/---

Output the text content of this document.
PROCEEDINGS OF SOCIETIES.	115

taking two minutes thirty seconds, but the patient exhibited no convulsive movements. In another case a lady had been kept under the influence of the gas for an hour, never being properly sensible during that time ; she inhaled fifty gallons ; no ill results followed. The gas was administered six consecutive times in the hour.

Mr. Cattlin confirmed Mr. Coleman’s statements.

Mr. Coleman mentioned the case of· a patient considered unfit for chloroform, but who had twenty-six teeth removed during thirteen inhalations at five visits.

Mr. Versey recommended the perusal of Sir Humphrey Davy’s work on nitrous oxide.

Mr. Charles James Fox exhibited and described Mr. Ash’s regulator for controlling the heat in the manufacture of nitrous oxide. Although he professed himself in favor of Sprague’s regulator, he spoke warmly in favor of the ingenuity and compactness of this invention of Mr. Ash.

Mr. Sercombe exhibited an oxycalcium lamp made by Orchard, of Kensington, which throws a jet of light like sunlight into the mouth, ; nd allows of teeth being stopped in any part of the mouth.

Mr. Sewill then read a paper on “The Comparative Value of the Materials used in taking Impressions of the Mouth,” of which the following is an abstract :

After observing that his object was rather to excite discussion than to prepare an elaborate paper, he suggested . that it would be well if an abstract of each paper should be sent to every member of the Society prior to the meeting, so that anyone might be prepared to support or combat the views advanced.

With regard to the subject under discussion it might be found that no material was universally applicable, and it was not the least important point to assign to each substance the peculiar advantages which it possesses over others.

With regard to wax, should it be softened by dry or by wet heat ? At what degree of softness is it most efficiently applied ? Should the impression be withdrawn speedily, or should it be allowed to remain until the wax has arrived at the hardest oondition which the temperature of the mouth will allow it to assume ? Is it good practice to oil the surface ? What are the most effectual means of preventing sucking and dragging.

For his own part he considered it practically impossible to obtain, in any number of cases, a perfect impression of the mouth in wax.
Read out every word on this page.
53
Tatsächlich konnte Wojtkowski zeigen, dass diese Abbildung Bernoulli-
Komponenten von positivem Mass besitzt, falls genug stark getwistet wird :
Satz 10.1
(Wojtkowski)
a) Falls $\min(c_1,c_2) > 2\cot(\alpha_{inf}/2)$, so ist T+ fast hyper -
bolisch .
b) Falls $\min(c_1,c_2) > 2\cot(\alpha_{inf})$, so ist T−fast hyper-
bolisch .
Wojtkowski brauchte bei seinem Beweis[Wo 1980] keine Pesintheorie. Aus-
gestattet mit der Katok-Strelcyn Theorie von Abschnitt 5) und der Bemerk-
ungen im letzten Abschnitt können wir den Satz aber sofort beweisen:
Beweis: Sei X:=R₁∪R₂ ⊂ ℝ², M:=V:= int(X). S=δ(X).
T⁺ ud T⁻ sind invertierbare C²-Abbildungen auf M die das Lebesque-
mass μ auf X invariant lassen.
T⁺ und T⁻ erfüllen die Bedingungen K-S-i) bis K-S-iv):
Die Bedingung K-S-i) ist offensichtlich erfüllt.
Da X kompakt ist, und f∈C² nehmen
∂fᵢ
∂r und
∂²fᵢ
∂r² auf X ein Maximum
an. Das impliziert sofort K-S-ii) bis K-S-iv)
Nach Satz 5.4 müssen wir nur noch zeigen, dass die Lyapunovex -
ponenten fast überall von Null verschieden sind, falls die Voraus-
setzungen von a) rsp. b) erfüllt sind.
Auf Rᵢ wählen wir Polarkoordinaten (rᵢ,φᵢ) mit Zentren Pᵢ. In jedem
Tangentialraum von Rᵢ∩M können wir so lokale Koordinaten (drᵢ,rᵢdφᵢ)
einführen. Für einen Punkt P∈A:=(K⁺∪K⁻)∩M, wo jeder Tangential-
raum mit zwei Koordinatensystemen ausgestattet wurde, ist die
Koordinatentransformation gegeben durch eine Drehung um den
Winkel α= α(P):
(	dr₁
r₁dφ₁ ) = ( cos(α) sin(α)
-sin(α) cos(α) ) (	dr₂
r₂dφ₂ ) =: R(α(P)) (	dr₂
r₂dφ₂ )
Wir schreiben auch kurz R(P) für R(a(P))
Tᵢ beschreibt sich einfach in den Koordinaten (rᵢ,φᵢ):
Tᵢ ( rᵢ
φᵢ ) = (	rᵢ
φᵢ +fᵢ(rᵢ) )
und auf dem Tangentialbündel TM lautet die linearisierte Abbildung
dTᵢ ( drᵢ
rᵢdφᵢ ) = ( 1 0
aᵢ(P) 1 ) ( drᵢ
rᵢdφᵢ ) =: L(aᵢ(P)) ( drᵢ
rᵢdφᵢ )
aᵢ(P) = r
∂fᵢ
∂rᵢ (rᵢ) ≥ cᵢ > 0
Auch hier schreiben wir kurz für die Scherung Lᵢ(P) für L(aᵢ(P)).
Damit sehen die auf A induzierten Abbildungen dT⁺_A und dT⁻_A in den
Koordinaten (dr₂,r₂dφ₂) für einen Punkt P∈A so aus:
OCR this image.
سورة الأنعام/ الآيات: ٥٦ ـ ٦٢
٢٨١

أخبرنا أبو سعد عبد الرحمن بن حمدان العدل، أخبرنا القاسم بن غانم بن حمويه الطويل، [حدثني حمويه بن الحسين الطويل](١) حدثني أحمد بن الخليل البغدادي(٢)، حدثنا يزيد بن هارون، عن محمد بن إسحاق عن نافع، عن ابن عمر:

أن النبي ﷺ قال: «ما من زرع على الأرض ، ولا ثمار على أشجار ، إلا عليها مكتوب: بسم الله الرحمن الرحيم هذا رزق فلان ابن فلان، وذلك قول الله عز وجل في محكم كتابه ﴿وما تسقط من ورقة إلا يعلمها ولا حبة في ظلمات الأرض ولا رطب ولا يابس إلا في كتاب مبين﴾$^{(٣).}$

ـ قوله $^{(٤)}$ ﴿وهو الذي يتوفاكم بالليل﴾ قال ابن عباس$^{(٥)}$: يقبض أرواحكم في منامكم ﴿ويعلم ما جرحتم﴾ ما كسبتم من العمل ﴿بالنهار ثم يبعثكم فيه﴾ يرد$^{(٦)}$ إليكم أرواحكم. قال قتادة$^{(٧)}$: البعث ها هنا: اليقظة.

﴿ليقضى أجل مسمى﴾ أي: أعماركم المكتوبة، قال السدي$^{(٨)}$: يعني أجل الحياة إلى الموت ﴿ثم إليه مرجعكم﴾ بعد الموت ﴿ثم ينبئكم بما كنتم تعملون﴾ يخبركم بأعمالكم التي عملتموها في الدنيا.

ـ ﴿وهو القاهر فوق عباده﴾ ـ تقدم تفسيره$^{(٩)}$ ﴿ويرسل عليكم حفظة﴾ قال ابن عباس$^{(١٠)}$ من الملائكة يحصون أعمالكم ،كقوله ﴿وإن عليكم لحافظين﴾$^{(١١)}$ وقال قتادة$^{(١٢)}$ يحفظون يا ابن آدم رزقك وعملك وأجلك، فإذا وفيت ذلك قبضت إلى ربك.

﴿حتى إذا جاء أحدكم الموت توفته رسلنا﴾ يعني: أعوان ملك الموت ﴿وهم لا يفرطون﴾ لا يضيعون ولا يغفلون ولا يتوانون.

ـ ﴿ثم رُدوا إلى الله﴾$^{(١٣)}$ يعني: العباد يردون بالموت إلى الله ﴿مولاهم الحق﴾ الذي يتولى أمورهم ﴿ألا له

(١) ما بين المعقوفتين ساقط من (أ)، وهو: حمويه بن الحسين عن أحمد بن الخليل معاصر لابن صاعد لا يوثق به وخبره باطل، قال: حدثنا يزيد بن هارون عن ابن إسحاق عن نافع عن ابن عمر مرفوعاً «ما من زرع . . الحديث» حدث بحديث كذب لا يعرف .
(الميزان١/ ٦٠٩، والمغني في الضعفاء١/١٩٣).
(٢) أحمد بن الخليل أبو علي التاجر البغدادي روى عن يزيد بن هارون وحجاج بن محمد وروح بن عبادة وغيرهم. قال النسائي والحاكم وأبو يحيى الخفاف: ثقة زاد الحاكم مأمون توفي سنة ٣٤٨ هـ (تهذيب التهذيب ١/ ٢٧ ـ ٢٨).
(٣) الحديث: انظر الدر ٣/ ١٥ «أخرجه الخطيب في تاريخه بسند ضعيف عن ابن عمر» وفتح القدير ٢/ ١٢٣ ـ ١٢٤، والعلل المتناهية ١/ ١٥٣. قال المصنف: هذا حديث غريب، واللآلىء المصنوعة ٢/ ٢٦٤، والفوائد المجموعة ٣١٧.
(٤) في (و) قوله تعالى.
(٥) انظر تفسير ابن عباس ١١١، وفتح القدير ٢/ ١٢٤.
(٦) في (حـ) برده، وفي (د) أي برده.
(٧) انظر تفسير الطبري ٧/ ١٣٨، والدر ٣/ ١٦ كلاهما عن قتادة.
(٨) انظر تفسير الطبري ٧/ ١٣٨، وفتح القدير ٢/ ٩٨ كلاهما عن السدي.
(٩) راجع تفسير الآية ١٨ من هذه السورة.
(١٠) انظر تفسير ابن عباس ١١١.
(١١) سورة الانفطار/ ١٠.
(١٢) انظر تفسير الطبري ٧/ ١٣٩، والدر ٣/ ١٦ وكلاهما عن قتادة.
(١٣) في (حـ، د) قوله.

\---

WHAT THE TASK ASKS: Each line holding "With" must be found and copied.

SOLVED PROBLEM:
With regard to the subject under discussion it might be found that no material was universally applicable, and it was not the least important point to assign to each substance the peculiar advantages which it possesses over others.
With regard to wax, should it be softened by dry or by wet heat ? At what degree of softness is it most efficiently applied ? Should the impression be withdrawn speedily, or should it be allowed to remain until the wax has arrived at the hardest oondition which the temperature of the mouth will allow it to assume ? Is it good practice to oil the surface ? What are the most effectual means of preventing sucking and dragging.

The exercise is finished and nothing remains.